== PROVIDED ENTRIES ==

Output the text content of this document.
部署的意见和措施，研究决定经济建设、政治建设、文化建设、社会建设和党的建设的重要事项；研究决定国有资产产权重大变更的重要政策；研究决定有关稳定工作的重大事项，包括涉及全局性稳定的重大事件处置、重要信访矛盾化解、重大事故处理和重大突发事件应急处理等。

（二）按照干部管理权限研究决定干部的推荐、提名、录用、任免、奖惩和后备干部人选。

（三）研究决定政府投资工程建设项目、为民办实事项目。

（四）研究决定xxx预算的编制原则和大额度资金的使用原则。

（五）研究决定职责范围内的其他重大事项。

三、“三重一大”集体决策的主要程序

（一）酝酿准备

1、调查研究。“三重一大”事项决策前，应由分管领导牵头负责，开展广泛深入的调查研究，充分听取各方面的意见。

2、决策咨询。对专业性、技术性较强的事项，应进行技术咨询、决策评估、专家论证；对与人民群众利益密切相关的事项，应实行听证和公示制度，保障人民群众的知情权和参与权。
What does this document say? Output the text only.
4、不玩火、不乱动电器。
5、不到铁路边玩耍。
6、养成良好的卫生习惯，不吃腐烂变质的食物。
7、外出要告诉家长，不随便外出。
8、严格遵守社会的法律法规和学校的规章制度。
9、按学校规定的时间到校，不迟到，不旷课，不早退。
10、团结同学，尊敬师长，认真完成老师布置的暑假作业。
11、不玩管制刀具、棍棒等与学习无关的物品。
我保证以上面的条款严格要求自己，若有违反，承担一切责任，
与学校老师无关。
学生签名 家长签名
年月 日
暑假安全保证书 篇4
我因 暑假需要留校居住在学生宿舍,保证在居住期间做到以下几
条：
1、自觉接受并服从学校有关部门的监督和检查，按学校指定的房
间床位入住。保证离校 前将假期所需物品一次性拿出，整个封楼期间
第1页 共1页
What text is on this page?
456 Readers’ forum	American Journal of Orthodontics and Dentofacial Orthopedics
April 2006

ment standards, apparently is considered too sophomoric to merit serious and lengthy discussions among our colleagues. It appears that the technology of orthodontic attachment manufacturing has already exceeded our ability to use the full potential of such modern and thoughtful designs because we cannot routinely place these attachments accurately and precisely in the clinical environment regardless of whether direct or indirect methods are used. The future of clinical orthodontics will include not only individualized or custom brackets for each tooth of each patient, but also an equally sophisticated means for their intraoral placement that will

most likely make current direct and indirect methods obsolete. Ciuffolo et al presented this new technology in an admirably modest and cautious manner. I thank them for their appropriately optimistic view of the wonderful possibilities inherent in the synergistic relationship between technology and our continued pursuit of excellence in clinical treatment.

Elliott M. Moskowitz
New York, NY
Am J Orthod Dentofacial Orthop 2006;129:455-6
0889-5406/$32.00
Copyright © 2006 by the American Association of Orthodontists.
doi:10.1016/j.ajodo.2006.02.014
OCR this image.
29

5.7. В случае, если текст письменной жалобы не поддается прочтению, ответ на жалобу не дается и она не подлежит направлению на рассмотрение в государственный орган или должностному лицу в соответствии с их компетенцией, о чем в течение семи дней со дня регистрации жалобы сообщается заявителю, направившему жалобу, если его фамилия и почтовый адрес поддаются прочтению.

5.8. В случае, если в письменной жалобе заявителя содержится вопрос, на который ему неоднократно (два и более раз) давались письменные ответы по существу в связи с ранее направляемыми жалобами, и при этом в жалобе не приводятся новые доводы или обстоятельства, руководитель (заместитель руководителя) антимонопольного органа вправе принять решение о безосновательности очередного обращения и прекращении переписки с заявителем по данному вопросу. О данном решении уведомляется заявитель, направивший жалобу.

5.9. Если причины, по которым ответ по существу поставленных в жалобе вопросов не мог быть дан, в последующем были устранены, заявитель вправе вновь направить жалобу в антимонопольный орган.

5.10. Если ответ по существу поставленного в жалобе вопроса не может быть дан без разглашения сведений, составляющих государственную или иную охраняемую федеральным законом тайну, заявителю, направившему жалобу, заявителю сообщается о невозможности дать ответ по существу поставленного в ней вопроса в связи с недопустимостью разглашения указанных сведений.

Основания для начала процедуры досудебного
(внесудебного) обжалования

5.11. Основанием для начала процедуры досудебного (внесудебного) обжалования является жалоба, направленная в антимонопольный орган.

===

AIM: Find the lines that include the string "начала", then copy each of them.

SOLUTION TO THE EXERCISE:
Основания для начала процедуры досудебного
5.11. Основанием для начала процедуры досудебного (внесудебного) обжалования является жалоба, направленная в антимонопольный орган.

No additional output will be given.